Data entries |
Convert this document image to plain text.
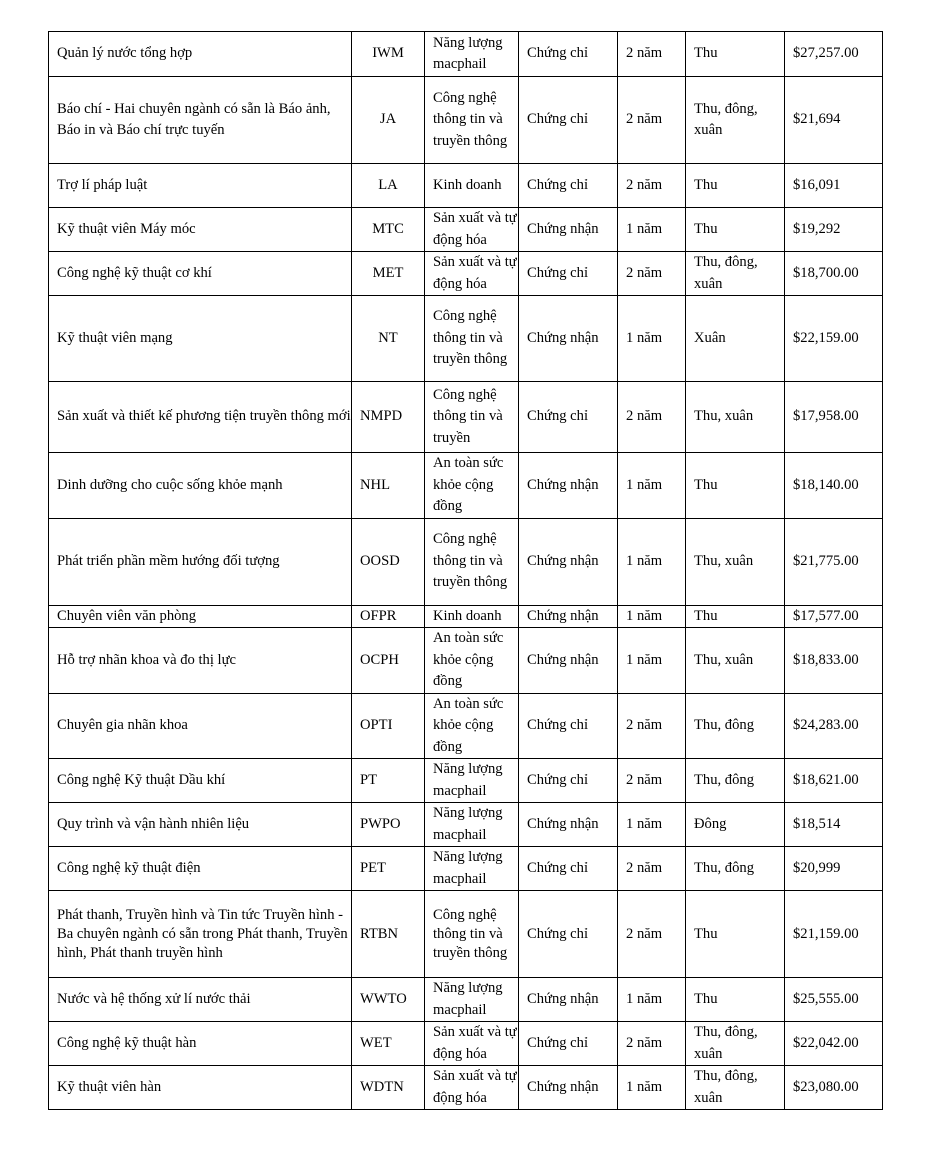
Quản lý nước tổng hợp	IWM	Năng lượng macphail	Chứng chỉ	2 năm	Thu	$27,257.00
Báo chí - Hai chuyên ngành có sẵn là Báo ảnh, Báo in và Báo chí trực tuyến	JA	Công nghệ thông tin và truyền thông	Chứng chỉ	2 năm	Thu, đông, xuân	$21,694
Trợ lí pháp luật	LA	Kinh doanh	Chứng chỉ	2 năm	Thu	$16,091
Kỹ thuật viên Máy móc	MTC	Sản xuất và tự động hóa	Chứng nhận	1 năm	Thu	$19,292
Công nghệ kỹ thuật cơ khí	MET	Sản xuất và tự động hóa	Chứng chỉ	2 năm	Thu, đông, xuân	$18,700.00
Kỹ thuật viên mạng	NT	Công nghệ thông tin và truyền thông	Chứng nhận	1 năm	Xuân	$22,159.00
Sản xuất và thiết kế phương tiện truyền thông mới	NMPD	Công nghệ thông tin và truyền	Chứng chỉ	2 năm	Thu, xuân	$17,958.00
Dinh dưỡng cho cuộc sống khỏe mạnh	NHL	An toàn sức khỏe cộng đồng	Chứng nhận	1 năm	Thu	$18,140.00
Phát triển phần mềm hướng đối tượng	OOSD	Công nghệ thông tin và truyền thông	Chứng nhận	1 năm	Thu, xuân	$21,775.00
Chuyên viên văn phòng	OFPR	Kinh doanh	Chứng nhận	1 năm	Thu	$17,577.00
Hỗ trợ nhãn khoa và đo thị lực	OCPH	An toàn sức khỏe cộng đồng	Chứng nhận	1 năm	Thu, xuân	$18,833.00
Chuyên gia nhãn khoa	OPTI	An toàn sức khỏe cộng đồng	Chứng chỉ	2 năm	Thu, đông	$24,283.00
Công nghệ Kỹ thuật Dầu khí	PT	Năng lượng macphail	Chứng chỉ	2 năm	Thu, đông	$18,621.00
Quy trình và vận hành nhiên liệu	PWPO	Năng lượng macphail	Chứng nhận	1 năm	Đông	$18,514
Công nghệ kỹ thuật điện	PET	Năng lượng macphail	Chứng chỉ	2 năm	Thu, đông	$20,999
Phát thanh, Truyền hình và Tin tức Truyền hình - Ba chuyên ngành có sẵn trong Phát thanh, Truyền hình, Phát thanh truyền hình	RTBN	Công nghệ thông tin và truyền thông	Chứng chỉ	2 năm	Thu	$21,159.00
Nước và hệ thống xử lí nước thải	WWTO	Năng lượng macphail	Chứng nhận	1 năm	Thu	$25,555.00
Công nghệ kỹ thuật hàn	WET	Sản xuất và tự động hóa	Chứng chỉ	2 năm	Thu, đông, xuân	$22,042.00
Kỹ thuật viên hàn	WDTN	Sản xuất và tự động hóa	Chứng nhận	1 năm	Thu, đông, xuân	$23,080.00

TASK OBJECTIVE | Write the listing out a second time exactly, dropping all images.

EXERCISE OUTPUT |
Convert this document image to plain text.
Quản lý nước tổng hợp	IWM	Năng lượng macphail	Chứng chỉ	2 năm	Thu	$27,257.00
Báo chí - Hai chuyên ngành có sẵn là Báo ảnh, Báo in và Báo chí trực tuyến	JA	Công nghệ thông tin và truyền thông	Chứng chỉ	2 năm	Thu, đông, xuân	$21,694
Trợ lí pháp luật	LA	Kinh doanh	Chứng chỉ	2 năm	Thu	$16,091
Kỹ thuật viên Máy móc	MTC	Sản xuất và tự động hóa	Chứng nhận	1 năm	Thu	$19,292
Công nghệ kỹ thuật cơ khí	MET	Sản xuất và tự động hóa	Chứng chỉ	2 năm	Thu, đông, xuân	$18,700.00
Kỹ thuật viên mạng	NT	Công nghệ thông tin và truyền thông	Chứng nhận	1 năm	Xuân	$22,159.00
Sản xuất và thiết kế phương tiện truyền thông mới	NMPD	Công nghệ thông tin và truyền	Chứng chỉ	2 năm	Thu, xuân	$17,958.00
Dinh dưỡng cho cuộc sống khỏe mạnh	NHL	An toàn sức khỏe cộng đồng	Chứng nhận	1 năm	Thu	$18,140.00
Phát triển phần mềm hướng đối tượng	OOSD	Công nghệ thông tin và truyền thông	Chứng nhận	1 năm	Thu, xuân	$21,775.00
Chuyên viên văn phòng	OFPR	Kinh doanh	Chứng nhận	1 năm	Thu	$17,577.00
Hỗ trợ nhãn khoa và đo thị lực	OCPH	An toàn sức khỏe cộng đồng	Chứng nhận	1 năm	Thu, xuân	$18,833.00
Chuyên gia nhãn khoa	OPTI	An toàn sức khỏe cộng đồng	Chứng chỉ	2 năm	Thu, đông	$24,283.00
Công nghệ Kỹ thuật Dầu khí	PT	Năng lượng macphail	Chứng chỉ	2 năm	Thu, đông	$18,621.00
Quy trình và vận hành nhiên liệu	PWPO	Năng lượng macphail	Chứng nhận	1 năm	Đông	$18,514
Công nghệ kỹ thuật điện	PET	Năng lượng macphail	Chứng chỉ	2 năm	Thu, đông	$20,999
Phát thanh, Truyền hình và Tin tức Truyền hình - Ba chuyên ngành có sẵn trong Phát thanh, Truyền hình, Phát thanh truyền hình	RTBN	Công nghệ thông tin và truyền thông	Chứng chỉ	2 năm	Thu	$21,159.00
Nước và hệ thống xử lí nước thải	WWTO	Năng lượng macphail	Chứng nhận	1 năm	Thu	$25,555.00
Công nghệ kỹ thuật hàn	WET	Sản xuất và tự động hóa	Chứng chỉ	2 năm	Thu, đông, xuân	$22,042.00
Kỹ thuật viên hàn	WDTN	Sản xuất và tự động hóa	Chứng nhận	1 năm	Thu, đông, xuân	$23,080.00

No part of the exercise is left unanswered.